(Collected data)
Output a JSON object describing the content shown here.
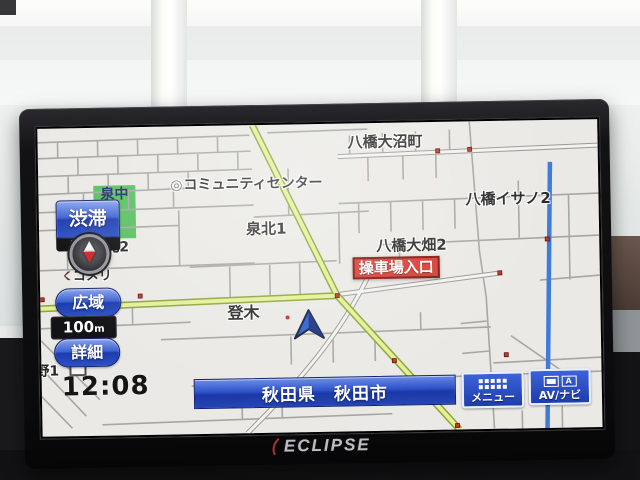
{
  "device": {
    "brand_logo": "ECLIPSE"
  },
  "screen": {
    "status": {
      "clock": "12:08",
      "traffic_label": "渋滞",
      "traffic_time": "12:03",
      "scale_value": "100",
      "scale_unit": "m"
    },
    "buttons": {
      "wide_area": "広域",
      "detail": "詳細",
      "menu": "メニュー",
      "av_navi": "AV/ナビ",
      "av_icon_letter": "A"
    },
    "location_bar": {
      "text": "秋田県　秋田市"
    },
    "intersection_badge": {
      "text": "操車場入口"
    },
    "map_labels": {
      "yabase_onumacho": "八橋大沼町",
      "community_center": "コミュニティセンター",
      "facility_glyph": "◎",
      "izumi_kita1": "泉北1",
      "yabase_isano2": "八橋イサノ2",
      "yabase_ohata2": "八橋大畑2",
      "noboriki": "登木",
      "izumi_chu": "泉中",
      "kita2": "北2",
      "komeri": "コメリ",
      "no1": "野1"
    },
    "colors": {
      "map_bg": "#eae9e5",
      "route_yellow": "#e4f094",
      "blue_road": "#3f7bd8",
      "green_area": "#55bf5e",
      "button_blue": "#2c50c8",
      "badge_red": "#d8382e"
    }
  }
}
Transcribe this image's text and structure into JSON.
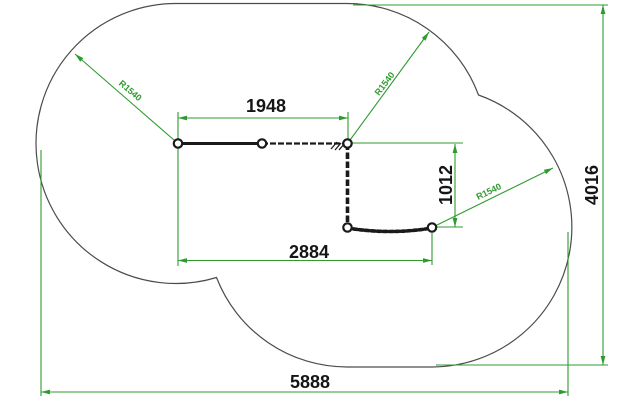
{
  "drawing": {
    "labels": {
      "width_top": "1948",
      "width_mid": "2884",
      "width_total": "5888",
      "height_inner": "1012",
      "height_total": "4016",
      "radius_1": "R1540",
      "radius_2": "R1540",
      "radius_3": "R1540"
    },
    "colors": {
      "dimension_green": "#2f9b2f",
      "outline_gray": "#4c4c4c",
      "structure_black": "#1a1a1a",
      "background": "#ffffff"
    }
  }
}
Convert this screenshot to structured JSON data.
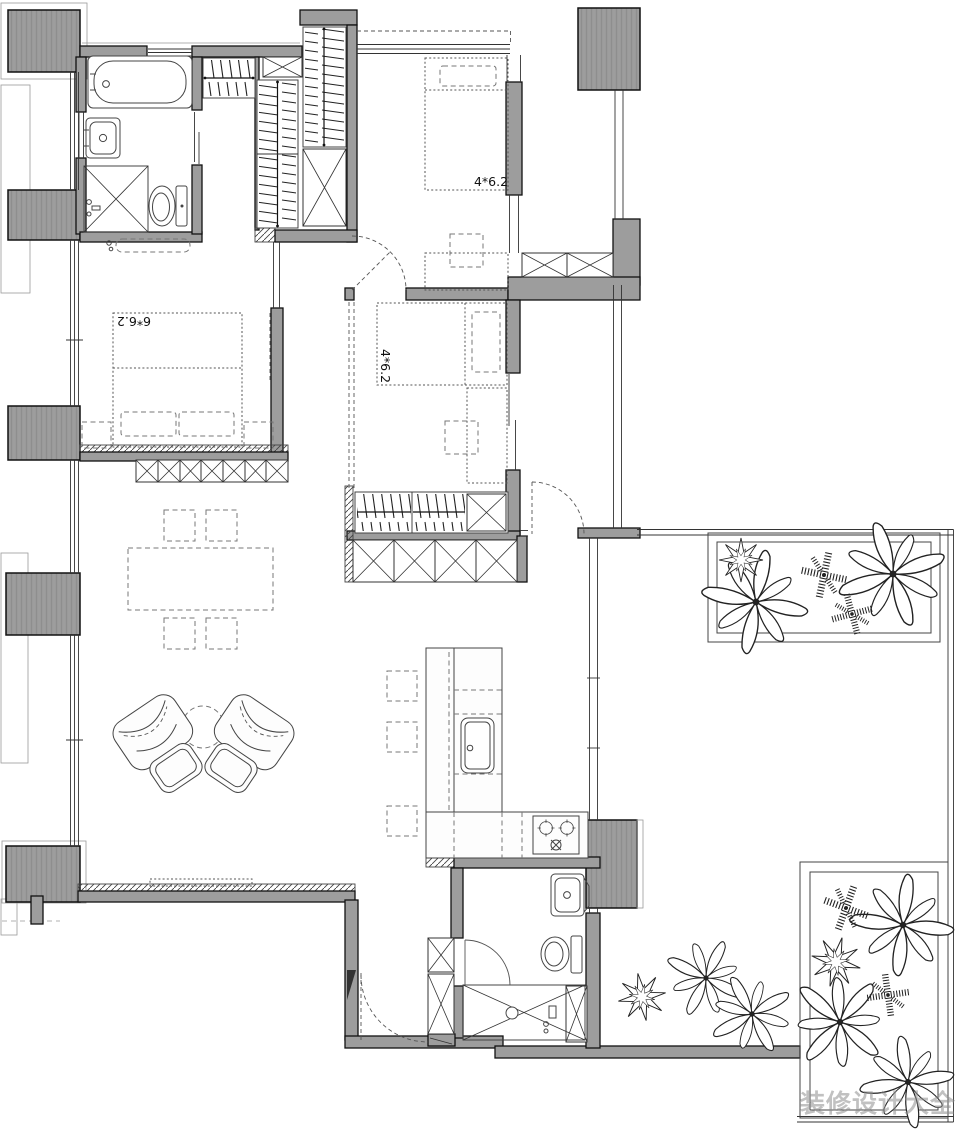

AIM OF THE EXERCISE |
Make an exact copy of the listing above. Do not include the pictures.

TASK RESPONSE |
Output a JSON object describing the content shown here.
{
  "device": {
    "brand_logo": "ECLIPSE"
  },
  "screen": {
    "status": {
      "clock": "12:08",
      "traffic_label": "渋滞",
      "traffic_time": "12:03",
      "scale_value": "100",
      "scale_unit": "m"
    },
    "buttons": {
      "wide_area": "広域",
      "detail": "詳細",
      "menu": "メニュー",
      "av_navi": "AV/ナビ",
      "av_icon_letter": "A"
    },
    "location_bar": {
      "text": "秋田県　秋田市"
    },
    "intersection_badge": {
      "text": "操車場入口"
    },
    "map_labels": {
      "yabase_onumacho": "八橋大沼町",
      "community_center": "コミュニティセンター",
      "facility_glyph": "◎",
      "izumi_kita1": "泉北1",
      "yabase_isano2": "八橋イサノ2",
      "yabase_ohata2": "八橋大畑2",
      "noboriki": "登木",
      "izumi_chu": "泉中",
      "kita2": "北2",
      "komeri": "コメリ",
      "no1": "野1"
    },
    "colors": {
      "map_bg": "#eae9e5",
      "route_yellow": "#e4f094",
      "blue_road": "#3f7bd8",
      "green_area": "#55bf5e",
      "button_blue": "#2c50c8",
      "badge_red": "#d8382e"
    }
  }
}
Transcribe this image's text and structure into JSON.
{
  "drawing": {
    "labels": {
      "width_top": "1948",
      "width_mid": "2884",
      "width_total": "5888",
      "height_inner": "1012",
      "height_total": "4016",
      "radius_1": "R1540",
      "radius_2": "R1540",
      "radius_3": "R1540"
    },
    "colors": {
      "dimension_green": "#2f9b2f",
      "outline_gray": "#4c4c4c",
      "structure_black": "#1a1a1a",
      "background": "#ffffff"
    }
  }
}
Convert this screenshot to structured JSON data.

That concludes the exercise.